Copy out all lines in the data below containing the string "attributable".
···
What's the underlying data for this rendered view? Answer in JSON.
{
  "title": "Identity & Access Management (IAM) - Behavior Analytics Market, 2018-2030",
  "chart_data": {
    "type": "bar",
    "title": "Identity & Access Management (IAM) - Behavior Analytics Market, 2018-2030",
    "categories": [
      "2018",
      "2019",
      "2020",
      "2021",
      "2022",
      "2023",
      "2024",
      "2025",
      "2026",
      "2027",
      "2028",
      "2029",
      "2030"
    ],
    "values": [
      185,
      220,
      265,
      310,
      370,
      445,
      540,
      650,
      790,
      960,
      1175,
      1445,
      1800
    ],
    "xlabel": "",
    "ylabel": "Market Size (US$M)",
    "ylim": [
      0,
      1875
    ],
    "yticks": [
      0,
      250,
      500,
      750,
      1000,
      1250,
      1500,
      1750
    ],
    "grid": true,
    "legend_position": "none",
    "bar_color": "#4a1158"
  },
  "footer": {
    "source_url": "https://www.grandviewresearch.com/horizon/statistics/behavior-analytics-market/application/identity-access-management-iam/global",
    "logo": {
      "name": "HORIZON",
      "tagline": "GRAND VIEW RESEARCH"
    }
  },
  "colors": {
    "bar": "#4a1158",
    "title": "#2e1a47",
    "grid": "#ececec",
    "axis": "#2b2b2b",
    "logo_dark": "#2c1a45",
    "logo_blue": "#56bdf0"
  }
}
···
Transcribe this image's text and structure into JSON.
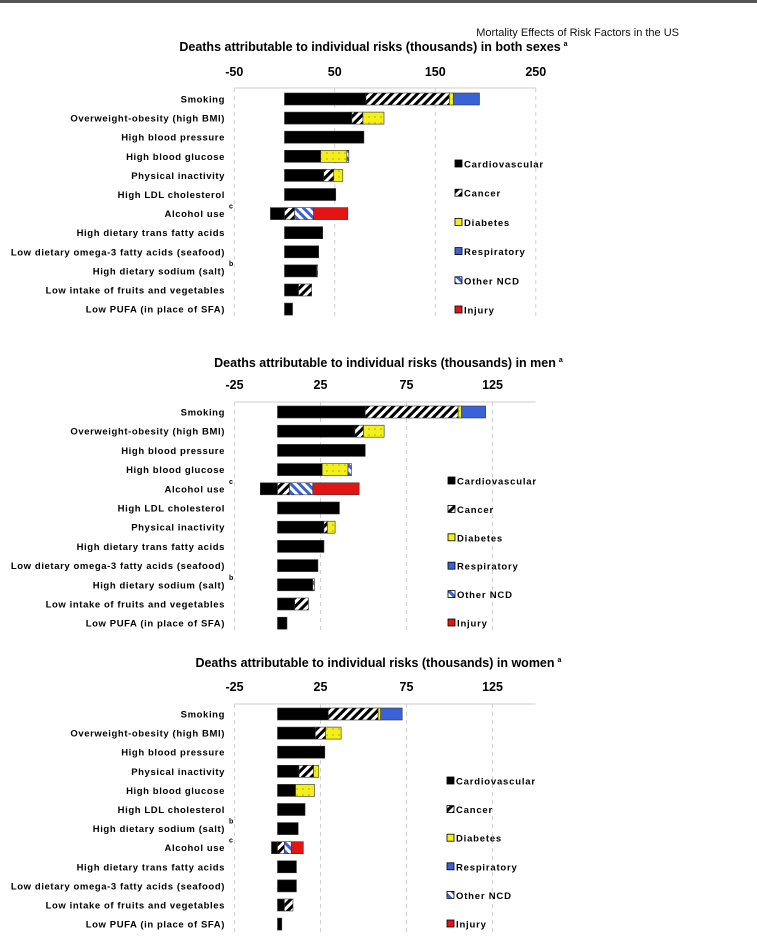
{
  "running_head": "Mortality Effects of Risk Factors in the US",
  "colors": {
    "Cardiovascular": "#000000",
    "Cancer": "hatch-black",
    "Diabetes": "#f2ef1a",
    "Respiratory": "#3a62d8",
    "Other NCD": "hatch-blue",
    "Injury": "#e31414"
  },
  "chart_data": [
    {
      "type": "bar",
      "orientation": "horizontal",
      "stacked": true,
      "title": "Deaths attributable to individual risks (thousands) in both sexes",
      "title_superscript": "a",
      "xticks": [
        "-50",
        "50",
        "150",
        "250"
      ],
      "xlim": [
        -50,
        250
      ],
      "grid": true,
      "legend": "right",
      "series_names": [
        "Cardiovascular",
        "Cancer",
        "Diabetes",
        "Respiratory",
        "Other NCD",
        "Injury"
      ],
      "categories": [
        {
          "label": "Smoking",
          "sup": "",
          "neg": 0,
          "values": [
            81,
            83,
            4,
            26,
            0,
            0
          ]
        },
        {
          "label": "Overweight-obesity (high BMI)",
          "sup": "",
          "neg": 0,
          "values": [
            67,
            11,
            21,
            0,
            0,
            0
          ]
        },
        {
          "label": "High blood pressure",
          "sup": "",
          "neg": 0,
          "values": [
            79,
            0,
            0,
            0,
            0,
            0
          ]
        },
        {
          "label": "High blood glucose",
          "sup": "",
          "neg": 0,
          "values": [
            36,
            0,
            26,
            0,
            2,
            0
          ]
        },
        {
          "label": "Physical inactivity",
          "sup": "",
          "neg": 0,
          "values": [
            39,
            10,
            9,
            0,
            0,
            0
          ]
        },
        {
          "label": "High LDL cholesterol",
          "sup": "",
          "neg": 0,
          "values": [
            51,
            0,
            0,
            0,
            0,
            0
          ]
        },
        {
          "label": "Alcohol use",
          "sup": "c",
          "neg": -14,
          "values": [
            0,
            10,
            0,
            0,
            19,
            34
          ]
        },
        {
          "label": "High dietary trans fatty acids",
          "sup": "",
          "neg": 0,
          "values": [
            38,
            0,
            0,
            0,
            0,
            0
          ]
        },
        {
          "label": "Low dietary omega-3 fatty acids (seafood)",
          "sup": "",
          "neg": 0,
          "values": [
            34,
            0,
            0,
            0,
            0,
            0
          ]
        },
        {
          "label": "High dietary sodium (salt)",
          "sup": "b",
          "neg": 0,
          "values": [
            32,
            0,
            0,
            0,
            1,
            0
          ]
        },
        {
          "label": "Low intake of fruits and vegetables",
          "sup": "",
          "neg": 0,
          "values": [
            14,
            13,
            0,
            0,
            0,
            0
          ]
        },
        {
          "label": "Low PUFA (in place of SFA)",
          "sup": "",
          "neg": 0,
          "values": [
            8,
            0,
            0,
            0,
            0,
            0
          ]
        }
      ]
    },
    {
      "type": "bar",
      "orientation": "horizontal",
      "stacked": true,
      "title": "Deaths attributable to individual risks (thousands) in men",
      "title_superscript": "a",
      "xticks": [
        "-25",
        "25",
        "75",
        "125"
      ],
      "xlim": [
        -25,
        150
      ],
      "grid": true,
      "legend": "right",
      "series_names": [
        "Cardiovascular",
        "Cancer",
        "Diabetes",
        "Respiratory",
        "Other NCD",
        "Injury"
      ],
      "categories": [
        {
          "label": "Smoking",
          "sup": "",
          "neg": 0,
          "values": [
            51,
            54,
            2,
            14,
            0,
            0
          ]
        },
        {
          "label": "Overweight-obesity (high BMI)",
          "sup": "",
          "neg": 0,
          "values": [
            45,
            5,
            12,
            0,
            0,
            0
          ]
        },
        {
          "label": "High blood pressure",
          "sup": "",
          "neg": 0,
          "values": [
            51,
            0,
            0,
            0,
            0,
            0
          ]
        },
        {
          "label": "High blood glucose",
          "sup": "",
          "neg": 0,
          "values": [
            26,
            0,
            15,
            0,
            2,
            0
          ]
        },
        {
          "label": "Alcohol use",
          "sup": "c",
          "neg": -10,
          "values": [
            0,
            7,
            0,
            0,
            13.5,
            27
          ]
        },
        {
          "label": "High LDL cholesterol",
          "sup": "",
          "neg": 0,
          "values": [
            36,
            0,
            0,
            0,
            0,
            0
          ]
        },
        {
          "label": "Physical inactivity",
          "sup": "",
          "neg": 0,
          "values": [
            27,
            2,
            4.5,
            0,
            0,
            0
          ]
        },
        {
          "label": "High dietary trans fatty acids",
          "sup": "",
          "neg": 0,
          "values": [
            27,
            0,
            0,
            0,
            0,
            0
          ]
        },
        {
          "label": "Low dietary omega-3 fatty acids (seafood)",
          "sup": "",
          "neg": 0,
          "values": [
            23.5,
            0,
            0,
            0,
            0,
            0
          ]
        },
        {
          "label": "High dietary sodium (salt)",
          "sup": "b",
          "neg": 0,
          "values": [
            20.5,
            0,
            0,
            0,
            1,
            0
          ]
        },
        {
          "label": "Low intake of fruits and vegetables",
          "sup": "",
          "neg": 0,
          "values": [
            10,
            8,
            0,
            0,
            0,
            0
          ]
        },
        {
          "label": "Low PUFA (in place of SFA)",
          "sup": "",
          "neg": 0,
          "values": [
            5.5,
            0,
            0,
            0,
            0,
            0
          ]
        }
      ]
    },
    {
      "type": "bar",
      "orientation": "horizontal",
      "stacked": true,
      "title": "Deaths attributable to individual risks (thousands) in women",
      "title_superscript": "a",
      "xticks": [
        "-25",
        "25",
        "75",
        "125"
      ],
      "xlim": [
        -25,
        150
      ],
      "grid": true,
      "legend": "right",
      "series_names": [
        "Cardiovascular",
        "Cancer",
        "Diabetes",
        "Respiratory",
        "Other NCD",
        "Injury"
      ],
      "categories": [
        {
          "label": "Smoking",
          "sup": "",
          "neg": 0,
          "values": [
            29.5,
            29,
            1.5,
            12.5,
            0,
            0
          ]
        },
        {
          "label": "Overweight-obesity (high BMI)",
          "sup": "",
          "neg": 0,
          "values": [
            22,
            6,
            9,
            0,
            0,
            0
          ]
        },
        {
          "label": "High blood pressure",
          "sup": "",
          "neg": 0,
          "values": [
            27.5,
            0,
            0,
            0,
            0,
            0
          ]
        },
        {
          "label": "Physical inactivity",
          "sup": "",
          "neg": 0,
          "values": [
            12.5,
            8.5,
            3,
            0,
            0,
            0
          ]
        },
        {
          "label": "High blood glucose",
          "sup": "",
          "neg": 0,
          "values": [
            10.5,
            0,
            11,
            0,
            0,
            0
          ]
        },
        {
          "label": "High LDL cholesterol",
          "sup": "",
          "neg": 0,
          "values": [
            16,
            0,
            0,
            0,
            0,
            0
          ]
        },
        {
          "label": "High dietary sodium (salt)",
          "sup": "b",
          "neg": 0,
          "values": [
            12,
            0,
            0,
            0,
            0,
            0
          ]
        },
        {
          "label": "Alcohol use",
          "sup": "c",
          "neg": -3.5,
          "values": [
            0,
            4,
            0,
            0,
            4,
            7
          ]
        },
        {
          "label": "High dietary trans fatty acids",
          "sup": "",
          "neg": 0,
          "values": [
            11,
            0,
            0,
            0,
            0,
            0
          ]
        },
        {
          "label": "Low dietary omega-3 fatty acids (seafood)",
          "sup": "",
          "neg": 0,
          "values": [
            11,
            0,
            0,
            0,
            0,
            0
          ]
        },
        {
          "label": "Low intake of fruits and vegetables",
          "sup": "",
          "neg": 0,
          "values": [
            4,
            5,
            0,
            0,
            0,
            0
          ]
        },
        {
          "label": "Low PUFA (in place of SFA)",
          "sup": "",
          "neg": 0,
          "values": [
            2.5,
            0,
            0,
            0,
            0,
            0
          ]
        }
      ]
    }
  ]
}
···
## RESULT FOR THIS TASK:
      "title": "Deaths attributable to individual risks (thousands) in both sexes",
      "title": "Deaths attributable to individual risks (thousands) in men",
      "title": "Deaths attributable to individual risks (thousands) in women",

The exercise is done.